>>>>

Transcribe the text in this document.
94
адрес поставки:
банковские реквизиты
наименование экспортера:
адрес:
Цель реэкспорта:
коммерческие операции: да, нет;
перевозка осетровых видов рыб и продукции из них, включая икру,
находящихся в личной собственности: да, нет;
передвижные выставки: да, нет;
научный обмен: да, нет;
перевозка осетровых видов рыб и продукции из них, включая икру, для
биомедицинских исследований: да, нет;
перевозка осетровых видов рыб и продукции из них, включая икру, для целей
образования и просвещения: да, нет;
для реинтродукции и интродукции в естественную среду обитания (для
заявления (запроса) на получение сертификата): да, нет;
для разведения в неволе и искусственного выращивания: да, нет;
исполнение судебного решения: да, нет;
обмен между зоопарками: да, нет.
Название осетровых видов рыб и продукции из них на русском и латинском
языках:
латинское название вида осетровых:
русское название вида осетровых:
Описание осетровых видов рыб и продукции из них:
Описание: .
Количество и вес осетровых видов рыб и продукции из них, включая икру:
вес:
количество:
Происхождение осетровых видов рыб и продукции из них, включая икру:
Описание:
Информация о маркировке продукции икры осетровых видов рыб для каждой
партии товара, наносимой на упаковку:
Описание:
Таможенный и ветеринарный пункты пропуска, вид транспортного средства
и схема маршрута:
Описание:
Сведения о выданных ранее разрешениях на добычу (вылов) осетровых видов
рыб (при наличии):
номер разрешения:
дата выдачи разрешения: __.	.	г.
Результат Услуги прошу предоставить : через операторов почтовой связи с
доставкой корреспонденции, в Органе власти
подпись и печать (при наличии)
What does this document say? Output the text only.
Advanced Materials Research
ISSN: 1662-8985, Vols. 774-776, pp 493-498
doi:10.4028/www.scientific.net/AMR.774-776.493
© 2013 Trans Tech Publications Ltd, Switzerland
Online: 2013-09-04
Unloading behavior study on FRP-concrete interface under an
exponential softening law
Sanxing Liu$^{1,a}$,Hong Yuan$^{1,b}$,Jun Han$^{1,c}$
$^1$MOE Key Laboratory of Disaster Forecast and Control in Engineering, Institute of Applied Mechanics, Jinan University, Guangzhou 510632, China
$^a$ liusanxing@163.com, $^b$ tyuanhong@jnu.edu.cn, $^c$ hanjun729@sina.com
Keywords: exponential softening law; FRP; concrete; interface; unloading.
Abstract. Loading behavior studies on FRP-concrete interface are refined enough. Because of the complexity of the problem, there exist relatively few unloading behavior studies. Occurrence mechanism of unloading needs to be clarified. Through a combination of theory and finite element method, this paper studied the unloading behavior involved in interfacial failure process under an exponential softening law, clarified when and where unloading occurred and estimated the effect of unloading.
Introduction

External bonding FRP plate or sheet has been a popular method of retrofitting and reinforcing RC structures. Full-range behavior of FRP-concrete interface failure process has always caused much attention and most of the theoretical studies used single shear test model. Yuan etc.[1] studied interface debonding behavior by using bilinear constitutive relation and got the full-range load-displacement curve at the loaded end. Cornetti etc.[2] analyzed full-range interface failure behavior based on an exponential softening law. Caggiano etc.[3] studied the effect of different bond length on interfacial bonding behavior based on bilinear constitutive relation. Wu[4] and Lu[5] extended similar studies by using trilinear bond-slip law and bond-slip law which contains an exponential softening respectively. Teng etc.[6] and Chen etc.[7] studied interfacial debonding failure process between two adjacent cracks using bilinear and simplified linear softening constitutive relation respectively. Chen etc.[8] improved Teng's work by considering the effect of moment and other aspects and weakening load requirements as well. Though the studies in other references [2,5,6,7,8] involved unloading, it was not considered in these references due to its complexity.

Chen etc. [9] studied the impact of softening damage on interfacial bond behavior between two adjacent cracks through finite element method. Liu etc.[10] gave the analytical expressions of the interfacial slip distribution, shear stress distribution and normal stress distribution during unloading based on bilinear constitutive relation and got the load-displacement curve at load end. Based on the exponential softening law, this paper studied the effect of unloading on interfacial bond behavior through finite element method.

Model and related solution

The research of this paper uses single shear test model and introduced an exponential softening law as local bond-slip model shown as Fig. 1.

<<<<

DIRECTIVE: Repeat the records exactly, including every line.

WORKED ANSWER:
Transcribe the text in this document.
94
адрес поставки:
банковские реквизиты
наименование экспортера:
адрес:
Цель реэкспорта:
коммерческие операции: да, нет;
перевозка осетровых видов рыб и продукции из них, включая икру,
находящихся в личной собственности: да, нет;
передвижные выставки: да, нет;
научный обмен: да, нет;
перевозка осетровых видов рыб и продукции из них, включая икру, для
биомедицинских исследований: да, нет;
перевозка осетровых видов рыб и продукции из них, включая икру, для целей
образования и просвещения: да, нет;
для реинтродукции и интродукции в естественную среду обитания (для
заявления (запроса) на получение сертификата): да, нет;
для разведения в неволе и искусственного выращивания: да, нет;
исполнение судебного решения: да, нет;
обмен между зоопарками: да, нет.
Название осетровых видов рыб и продукции из них на русском и латинском
языках:
латинское название вида осетровых:
русское название вида осетровых:
Описание осетровых видов рыб и продукции из них:
Описание: .
Количество и вес осетровых видов рыб и продукции из них, включая икру:
вес:
количество:
Происхождение осетровых видов рыб и продукции из них, включая икру:
Описание:
Информация о маркировке продукции икры осетровых видов рыб для каждой
партии товара, наносимой на упаковку:
Описание:
Таможенный и ветеринарный пункты пропуска, вид транспортного средства
и схема маршрута:
Описание:
Сведения о выданных ранее разрешениях на добычу (вылов) осетровых видов
рыб (при наличии):
номер разрешения:
дата выдачи разрешения: __.	.	г.
Результат Услуги прошу предоставить : через операторов почтовой связи с
доставкой корреспонденции, в Органе власти
подпись и печать (при наличии)
What does this document say? Output the text only.
Advanced Materials Research
ISSN: 1662-8985, Vols. 774-776, pp 493-498
doi:10.4028/www.scientific.net/AMR.774-776.493
© 2013 Trans Tech Publications Ltd, Switzerland
Online: 2013-09-04
Unloading behavior study on FRP-concrete interface under an
exponential softening law
Sanxing Liu$^{1,a}$,Hong Yuan$^{1,b}$,Jun Han$^{1,c}$
$^1$MOE Key Laboratory of Disaster Forecast and Control in Engineering, Institute of Applied Mechanics, Jinan University, Guangzhou 510632, China
$^a$ liusanxing@163.com, $^b$ tyuanhong@jnu.edu.cn, $^c$ hanjun729@sina.com
Keywords: exponential softening law; FRP; concrete; interface; unloading.
Abstract. Loading behavior studies on FRP-concrete interface are refined enough. Because of the complexity of the problem, there exist relatively few unloading behavior studies. Occurrence mechanism of unloading needs to be clarified. Through a combination of theory and finite element method, this paper studied the unloading behavior involved in interfacial failure process under an exponential softening law, clarified when and where unloading occurred and estimated the effect of unloading.
Introduction

External bonding FRP plate or sheet has been a popular method of retrofitting and reinforcing RC structures. Full-range behavior of FRP-concrete interface failure process has always caused much attention and most of the theoretical studies used single shear test model. Yuan etc.[1] studied interface debonding behavior by using bilinear constitutive relation and got the full-range load-displacement curve at the loaded end. Cornetti etc.[2] analyzed full-range interface failure behavior based on an exponential softening law. Caggiano etc.[3] studied the effect of different bond length on interfacial bonding behavior based on bilinear constitutive relation. Wu[4] and Lu[5] extended similar studies by using trilinear bond-slip law and bond-slip law which contains an exponential softening respectively. Teng etc.[6] and Chen etc.[7] studied interfacial debonding failure process between two adjacent cracks using bilinear and simplified linear softening constitutive relation respectively. Chen etc.[8] improved Teng's work by considering the effect of moment and other aspects and weakening load requirements as well. Though the studies in other references [2,5,6,7,8] involved unloading, it was not considered in these references due to its complexity.

Chen etc. [9] studied the impact of softening damage on interfacial bond behavior between two adjacent cracks through finite element method. Liu etc.[10] gave the analytical expressions of the interfacial slip distribution, shear stress distribution and normal stress distribution during unloading based on bilinear constitutive relation and got the load-displacement curve at load end. Based on the exponential softening law, this paper studied the effect of unloading on interfacial bond behavior through finite element method.

Model and related solution

The research of this paper uses single shear test model and introduced an exponential softening law as local bond-slip model shown as Fig. 1.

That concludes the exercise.